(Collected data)

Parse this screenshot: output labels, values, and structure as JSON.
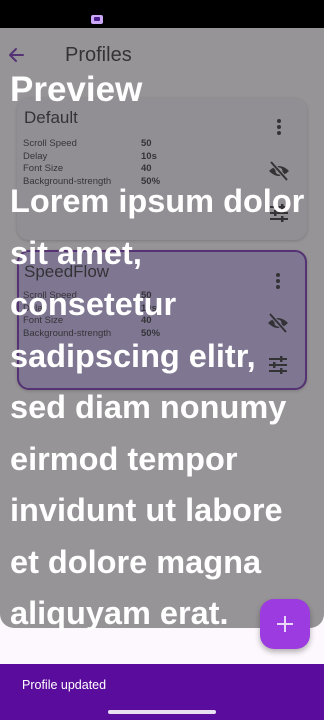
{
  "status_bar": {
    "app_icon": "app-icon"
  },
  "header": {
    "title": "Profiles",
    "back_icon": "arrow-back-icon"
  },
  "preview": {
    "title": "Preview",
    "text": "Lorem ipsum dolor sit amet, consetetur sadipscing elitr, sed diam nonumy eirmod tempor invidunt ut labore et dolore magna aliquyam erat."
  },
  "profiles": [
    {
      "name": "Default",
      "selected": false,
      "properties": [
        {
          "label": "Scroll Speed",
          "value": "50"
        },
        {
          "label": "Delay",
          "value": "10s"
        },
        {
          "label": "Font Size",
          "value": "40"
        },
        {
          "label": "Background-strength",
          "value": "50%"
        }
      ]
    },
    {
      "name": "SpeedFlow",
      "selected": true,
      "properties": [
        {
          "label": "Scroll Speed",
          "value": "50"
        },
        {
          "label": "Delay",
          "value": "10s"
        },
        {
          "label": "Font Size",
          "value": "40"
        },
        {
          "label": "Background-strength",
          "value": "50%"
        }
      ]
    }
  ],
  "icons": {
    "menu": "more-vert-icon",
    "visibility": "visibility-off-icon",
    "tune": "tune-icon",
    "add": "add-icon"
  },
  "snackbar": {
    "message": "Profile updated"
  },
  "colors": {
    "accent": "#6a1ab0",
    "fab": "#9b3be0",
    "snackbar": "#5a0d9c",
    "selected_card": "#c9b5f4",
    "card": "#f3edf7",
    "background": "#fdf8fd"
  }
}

==

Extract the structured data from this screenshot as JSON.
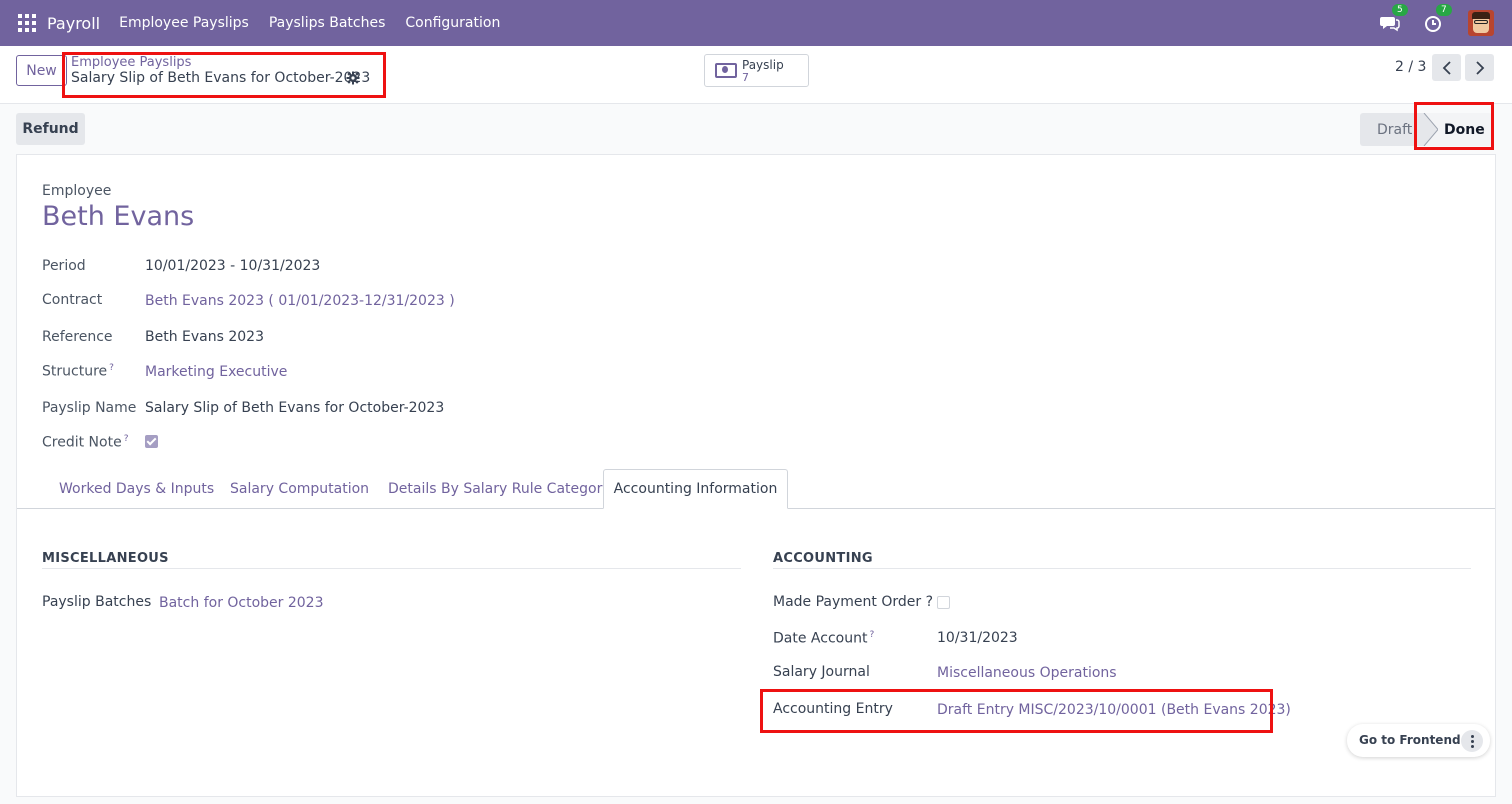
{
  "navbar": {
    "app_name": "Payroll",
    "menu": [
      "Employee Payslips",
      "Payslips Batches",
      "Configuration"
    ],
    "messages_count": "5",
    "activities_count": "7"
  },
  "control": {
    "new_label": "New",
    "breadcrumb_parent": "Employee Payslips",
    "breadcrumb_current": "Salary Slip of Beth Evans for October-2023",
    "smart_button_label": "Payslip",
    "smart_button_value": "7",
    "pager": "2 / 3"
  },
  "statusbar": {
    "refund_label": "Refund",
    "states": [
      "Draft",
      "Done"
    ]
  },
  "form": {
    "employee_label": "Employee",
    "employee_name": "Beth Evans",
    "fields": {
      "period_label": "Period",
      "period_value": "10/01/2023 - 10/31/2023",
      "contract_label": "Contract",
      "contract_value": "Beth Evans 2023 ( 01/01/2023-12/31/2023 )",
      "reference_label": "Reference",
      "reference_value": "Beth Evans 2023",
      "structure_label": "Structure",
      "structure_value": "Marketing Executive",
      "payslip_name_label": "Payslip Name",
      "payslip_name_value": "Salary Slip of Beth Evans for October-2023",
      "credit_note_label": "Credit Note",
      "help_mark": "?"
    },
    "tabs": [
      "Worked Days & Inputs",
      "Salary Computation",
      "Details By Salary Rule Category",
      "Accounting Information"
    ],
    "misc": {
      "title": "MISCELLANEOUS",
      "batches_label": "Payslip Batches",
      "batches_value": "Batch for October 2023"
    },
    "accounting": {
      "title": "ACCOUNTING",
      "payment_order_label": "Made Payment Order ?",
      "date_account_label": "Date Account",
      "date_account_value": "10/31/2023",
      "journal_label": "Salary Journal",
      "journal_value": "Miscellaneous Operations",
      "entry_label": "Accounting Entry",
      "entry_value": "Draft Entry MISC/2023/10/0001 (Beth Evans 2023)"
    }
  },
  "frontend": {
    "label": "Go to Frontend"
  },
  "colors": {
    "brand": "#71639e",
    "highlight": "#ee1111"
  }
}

PROBLEM TO SOLVE: Report the number of lines in the entries above that include the string "Beth". Give nothing but the number.

THE SOLUTION: 6